▶ STATED PROBLEM:
Every record below should be transcribed exactly. Omit the images.

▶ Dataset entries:
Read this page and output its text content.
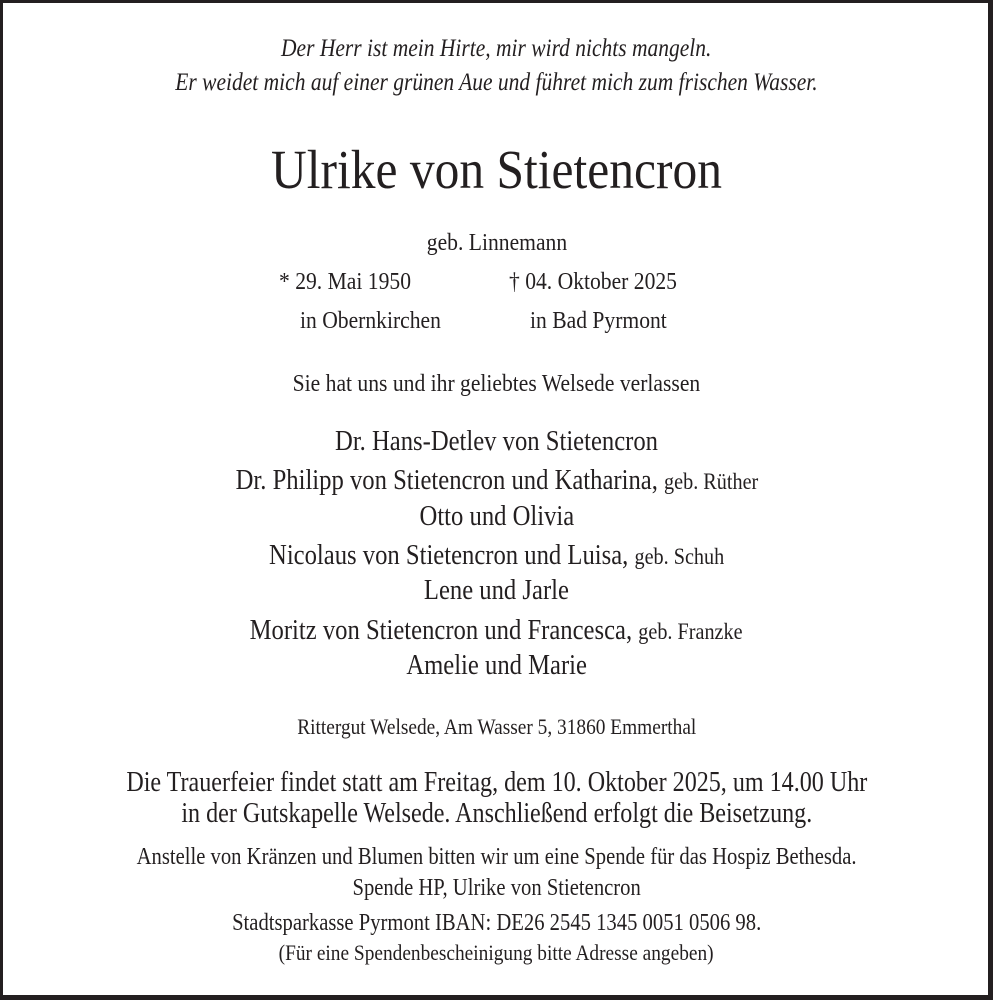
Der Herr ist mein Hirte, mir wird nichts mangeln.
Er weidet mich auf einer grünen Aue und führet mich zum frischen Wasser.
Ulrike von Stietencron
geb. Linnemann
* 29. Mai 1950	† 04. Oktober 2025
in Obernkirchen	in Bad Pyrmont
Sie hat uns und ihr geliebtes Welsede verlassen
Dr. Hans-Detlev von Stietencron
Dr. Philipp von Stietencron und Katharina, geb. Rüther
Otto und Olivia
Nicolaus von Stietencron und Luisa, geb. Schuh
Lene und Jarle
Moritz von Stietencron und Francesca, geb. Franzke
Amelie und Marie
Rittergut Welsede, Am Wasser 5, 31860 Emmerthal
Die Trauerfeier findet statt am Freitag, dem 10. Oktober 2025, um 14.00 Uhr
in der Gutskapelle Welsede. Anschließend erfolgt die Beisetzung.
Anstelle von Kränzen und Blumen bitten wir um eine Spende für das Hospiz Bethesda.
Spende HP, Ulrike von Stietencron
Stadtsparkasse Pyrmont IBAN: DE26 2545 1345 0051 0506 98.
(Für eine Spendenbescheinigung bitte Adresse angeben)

▶ OUTPUT OF THE TASK:
Read this page and output its text content.
Der Herr ist mein Hirte, mir wird nichts mangeln.
Er weidet mich auf einer grünen Aue und führet mich zum frischen Wasser.
Ulrike von Stietencron
geb. Linnemann
* 29. Mai 1950	† 04. Oktober 2025
in Obernkirchen	in Bad Pyrmont
Sie hat uns und ihr geliebtes Welsede verlassen
Dr. Hans-Detlev von Stietencron
Dr. Philipp von Stietencron und Katharina, geb. Rüther
Otto und Olivia
Nicolaus von Stietencron und Luisa, geb. Schuh
Lene und Jarle
Moritz von Stietencron und Francesca, geb. Franzke
Amelie und Marie
Rittergut Welsede, Am Wasser 5, 31860 Emmerthal
Die Trauerfeier findet statt am Freitag, dem 10. Oktober 2025, um 14.00 Uhr
in der Gutskapelle Welsede. Anschließend erfolgt die Beisetzung.
Anstelle von Kränzen und Blumen bitten wir um eine Spende für das Hospiz Bethesda.
Spende HP, Ulrike von Stietencron
Stadtsparkasse Pyrmont IBAN: DE26 2545 1345 0051 0506 98.
(Für eine Spendenbescheinigung bitte Adresse angeben)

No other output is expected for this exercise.